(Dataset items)
▼▼▼
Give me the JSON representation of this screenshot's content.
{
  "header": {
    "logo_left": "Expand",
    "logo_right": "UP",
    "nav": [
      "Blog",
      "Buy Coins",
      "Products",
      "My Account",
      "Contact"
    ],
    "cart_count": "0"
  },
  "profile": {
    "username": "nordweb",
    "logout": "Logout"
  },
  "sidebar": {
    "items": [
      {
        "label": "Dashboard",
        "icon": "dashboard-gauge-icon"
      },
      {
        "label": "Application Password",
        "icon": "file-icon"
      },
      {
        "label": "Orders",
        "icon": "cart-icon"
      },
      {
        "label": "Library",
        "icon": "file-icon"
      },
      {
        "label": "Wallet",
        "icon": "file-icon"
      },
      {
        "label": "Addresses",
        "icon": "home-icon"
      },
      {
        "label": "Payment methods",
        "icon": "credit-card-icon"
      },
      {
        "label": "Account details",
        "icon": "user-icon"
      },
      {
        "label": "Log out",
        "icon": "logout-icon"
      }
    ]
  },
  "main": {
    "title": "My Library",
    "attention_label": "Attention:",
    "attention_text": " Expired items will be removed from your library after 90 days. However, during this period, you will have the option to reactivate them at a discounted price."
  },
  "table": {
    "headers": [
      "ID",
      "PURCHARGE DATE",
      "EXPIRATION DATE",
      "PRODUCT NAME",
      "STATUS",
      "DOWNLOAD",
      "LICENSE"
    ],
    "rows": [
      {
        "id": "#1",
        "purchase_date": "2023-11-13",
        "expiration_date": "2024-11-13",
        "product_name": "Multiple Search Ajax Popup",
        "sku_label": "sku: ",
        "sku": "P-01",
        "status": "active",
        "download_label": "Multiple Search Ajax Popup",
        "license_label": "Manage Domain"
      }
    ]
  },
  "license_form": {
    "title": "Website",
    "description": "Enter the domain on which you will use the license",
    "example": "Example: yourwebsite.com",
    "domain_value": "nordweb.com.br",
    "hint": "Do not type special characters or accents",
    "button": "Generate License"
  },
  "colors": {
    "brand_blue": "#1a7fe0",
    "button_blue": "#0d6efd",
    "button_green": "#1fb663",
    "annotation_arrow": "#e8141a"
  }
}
▲▲▲
[What you are asked to do]
Gather up every line in the data above that contains the word "this", copying each one.

[Full response]
Give me the JSON representation of this screenshot's content.
    "attention_text": " Expired items will be removed from your library after 90 days. However, during this period, you will have the option to reactivate them at a discounted price."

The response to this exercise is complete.